# What is asked:
Make an exact copy of the entries, and keep any pictures out of it.

#### Data shown

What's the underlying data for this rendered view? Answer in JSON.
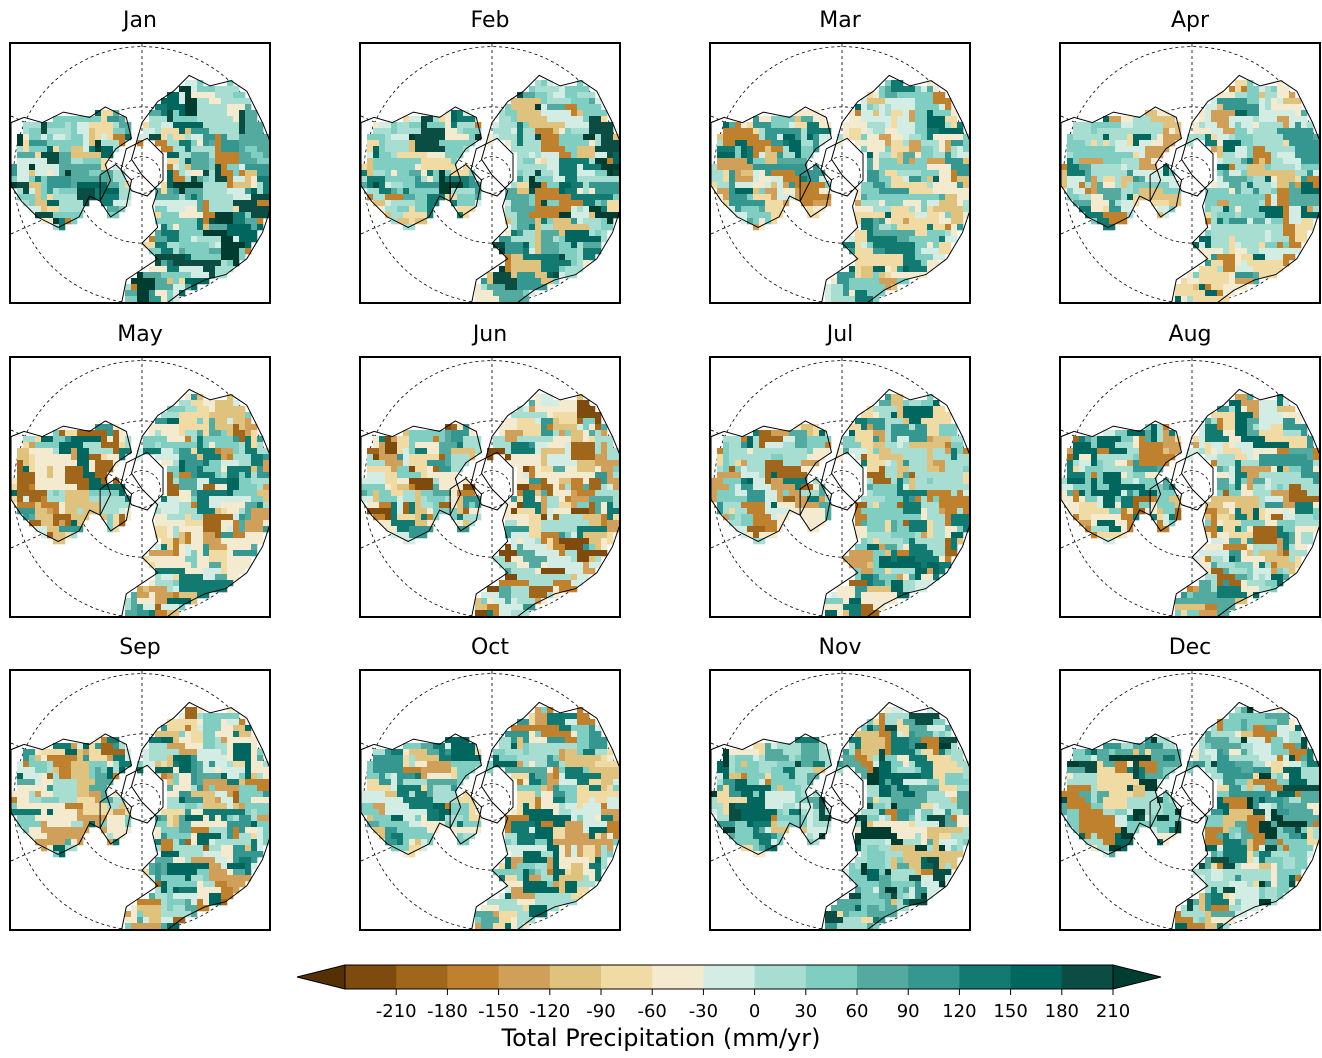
{
  "panels": [
    {
      "title": "Jan",
      "land": "wet",
      "seed": 11
    },
    {
      "title": "Feb",
      "land": "wet",
      "seed": 23
    },
    {
      "title": "Mar",
      "land": "mixed_wet",
      "seed": 37
    },
    {
      "title": "Apr",
      "land": "mixed_wet",
      "seed": 41
    },
    {
      "title": "May",
      "land": "mixed",
      "seed": 53
    },
    {
      "title": "Jun",
      "land": "mixed_dry",
      "seed": 67
    },
    {
      "title": "Jul",
      "land": "mixed",
      "seed": 71
    },
    {
      "title": "Aug",
      "land": "mixed",
      "seed": 83
    },
    {
      "title": "Sep",
      "land": "mixed",
      "seed": 97
    },
    {
      "title": "Oct",
      "land": "mixed_wet",
      "seed": 101
    },
    {
      "title": "Nov",
      "land": "wet",
      "seed": 113
    },
    {
      "title": "Dec",
      "land": "wet",
      "seed": 127
    }
  ],
  "colorbar": {
    "label": "Total Precipitation (mm/yr)",
    "ticks": [
      "-210",
      "-180",
      "-150",
      "-120",
      "-90",
      "-60",
      "-30",
      "0",
      "30",
      "60",
      "90",
      "120",
      "150",
      "180",
      "210"
    ],
    "colors": [
      "#543005",
      "#7f4a0e",
      "#a0661c",
      "#bf812d",
      "#d0a05a",
      "#dfc27d",
      "#f0dba5",
      "#f3ead0",
      "#d3ece4",
      "#a8ddd2",
      "#80cdc1",
      "#55aa9f",
      "#35978f",
      "#137a71",
      "#01665e",
      "#0b4d42",
      "#003c30"
    ],
    "extend": "both"
  }
}
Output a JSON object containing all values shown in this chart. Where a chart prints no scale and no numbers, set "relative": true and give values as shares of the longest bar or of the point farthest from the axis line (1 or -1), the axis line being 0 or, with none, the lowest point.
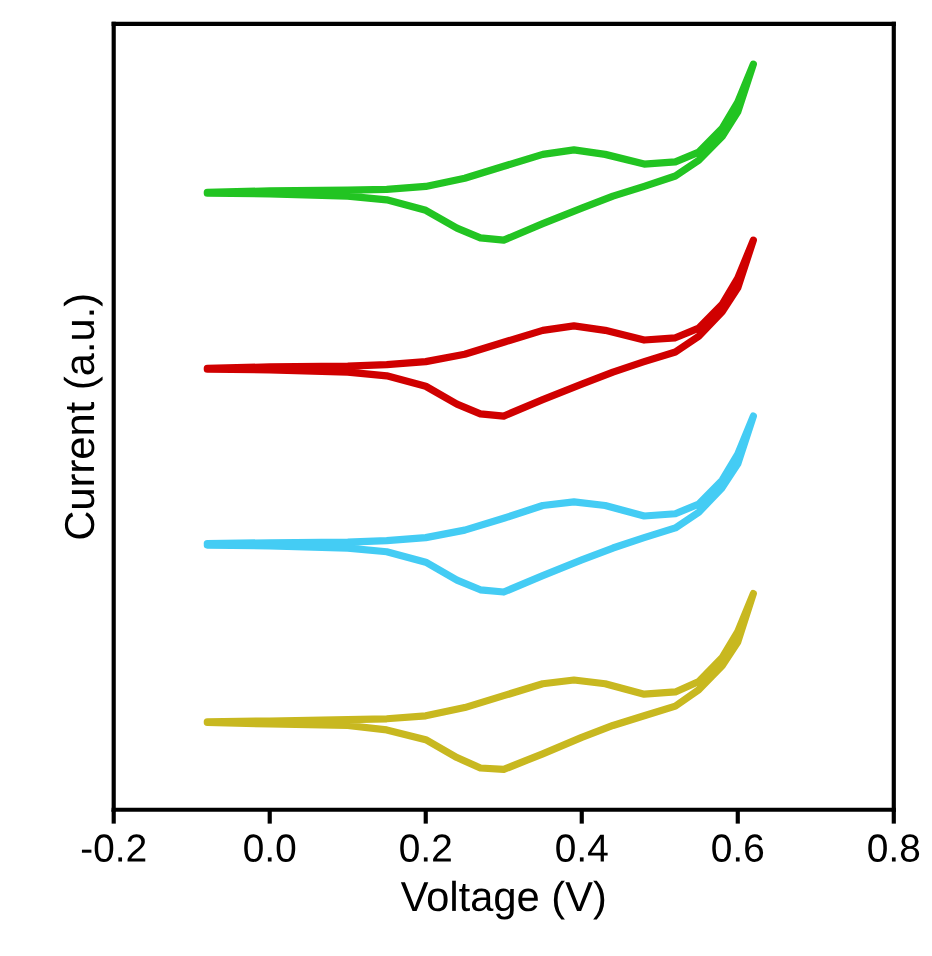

########

# Written solution:
What's the underlying data for this rendered view? Answer in JSON.
{
  "panels": [
    {
      "title": "Jan",
      "land": "wet",
      "seed": 11
    },
    {
      "title": "Feb",
      "land": "wet",
      "seed": 23
    },
    {
      "title": "Mar",
      "land": "mixed_wet",
      "seed": 37
    },
    {
      "title": "Apr",
      "land": "mixed_wet",
      "seed": 41
    },
    {
      "title": "May",
      "land": "mixed",
      "seed": 53
    },
    {
      "title": "Jun",
      "land": "mixed_dry",
      "seed": 67
    },
    {
      "title": "Jul",
      "land": "mixed",
      "seed": 71
    },
    {
      "title": "Aug",
      "land": "mixed",
      "seed": 83
    },
    {
      "title": "Sep",
      "land": "mixed",
      "seed": 97
    },
    {
      "title": "Oct",
      "land": "mixed_wet",
      "seed": 101
    },
    {
      "title": "Nov",
      "land": "wet",
      "seed": 113
    },
    {
      "title": "Dec",
      "land": "wet",
      "seed": 127
    }
  ],
  "colorbar": {
    "label": "Total Precipitation (mm/yr)",
    "ticks": [
      "-210",
      "-180",
      "-150",
      "-120",
      "-90",
      "-60",
      "-30",
      "0",
      "30",
      "60",
      "90",
      "120",
      "150",
      "180",
      "210"
    ],
    "colors": [
      "#543005",
      "#7f4a0e",
      "#a0661c",
      "#bf812d",
      "#d0a05a",
      "#dfc27d",
      "#f0dba5",
      "#f3ead0",
      "#d3ece4",
      "#a8ddd2",
      "#80cdc1",
      "#55aa9f",
      "#35978f",
      "#137a71",
      "#01665e",
      "#0b4d42",
      "#003c30"
    ],
    "extend": "both"
  }
}
Output a JSON object containing all values shown in this chart. Where a chart prints no scale and no numbers, set "relative": true and give values as shares of the longest bar or of the point farthest from the axis line (1 or -1), the axis line being 0 or, with none, the lowest point.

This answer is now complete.